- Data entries
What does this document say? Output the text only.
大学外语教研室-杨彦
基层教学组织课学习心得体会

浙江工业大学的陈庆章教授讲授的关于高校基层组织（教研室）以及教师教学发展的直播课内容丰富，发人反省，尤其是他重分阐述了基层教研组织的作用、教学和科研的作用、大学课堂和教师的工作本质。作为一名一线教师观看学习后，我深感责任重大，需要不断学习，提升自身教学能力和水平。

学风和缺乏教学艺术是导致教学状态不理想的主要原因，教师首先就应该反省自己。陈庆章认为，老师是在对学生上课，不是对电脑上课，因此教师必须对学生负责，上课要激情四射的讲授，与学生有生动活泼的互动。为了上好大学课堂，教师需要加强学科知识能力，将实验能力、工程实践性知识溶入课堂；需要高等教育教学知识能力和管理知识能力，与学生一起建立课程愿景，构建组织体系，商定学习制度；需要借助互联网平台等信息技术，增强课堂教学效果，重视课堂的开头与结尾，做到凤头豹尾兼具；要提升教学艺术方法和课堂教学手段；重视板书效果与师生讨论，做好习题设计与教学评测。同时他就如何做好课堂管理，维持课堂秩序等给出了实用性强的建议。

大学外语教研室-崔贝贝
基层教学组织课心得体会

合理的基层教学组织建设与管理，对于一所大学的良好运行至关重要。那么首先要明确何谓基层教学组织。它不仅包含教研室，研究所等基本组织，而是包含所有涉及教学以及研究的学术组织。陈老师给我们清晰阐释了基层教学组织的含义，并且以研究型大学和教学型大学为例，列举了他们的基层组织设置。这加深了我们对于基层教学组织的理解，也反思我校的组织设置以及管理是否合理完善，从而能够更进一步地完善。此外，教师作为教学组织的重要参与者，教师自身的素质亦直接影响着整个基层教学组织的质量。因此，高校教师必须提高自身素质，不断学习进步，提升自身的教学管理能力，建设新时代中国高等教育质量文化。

- Directive
Please set down all the data word for word.

- Result of this exercise
What does this document say? Output the text only.
大学外语教研室-杨彦
基层教学组织课学习心得体会

浙江工业大学的陈庆章教授讲授的关于高校基层组织（教研室）以及教师教学发展的直播课内容丰富，发人反省，尤其是他重分阐述了基层教研组织的作用、教学和科研的作用、大学课堂和教师的工作本质。作为一名一线教师观看学习后，我深感责任重大，需要不断学习，提升自身教学能力和水平。

学风和缺乏教学艺术是导致教学状态不理想的主要原因，教师首先就应该反省自己。陈庆章认为，老师是在对学生上课，不是对电脑上课，因此教师必须对学生负责，上课要激情四射的讲授，与学生有生动活泼的互动。为了上好大学课堂，教师需要加强学科知识能力，将实验能力、工程实践性知识溶入课堂；需要高等教育教学知识能力和管理知识能力，与学生一起建立课程愿景，构建组织体系，商定学习制度；需要借助互联网平台等信息技术，增强课堂教学效果，重视课堂的开头与结尾，做到凤头豹尾兼具；要提升教学艺术方法和课堂教学手段；重视板书效果与师生讨论，做好习题设计与教学评测。同时他就如何做好课堂管理，维持课堂秩序等给出了实用性强的建议。

大学外语教研室-崔贝贝
基层教学组织课心得体会

合理的基层教学组织建设与管理，对于一所大学的良好运行至关重要。那么首先要明确何谓基层教学组织。它不仅包含教研室，研究所等基本组织，而是包含所有涉及教学以及研究的学术组织。陈老师给我们清晰阐释了基层教学组织的含义，并且以研究型大学和教学型大学为例，列举了他们的基层组织设置。这加深了我们对于基层教学组织的理解，也反思我校的组织设置以及管理是否合理完善，从而能够更进一步地完善。此外，教师作为教学组织的重要参与者，教师自身的素质亦直接影响着整个基层教学组织的质量。因此，高校教师必须提高自身素质，不断学习进步，提升自身的教学管理能力，建设新时代中国高等教育质量文化。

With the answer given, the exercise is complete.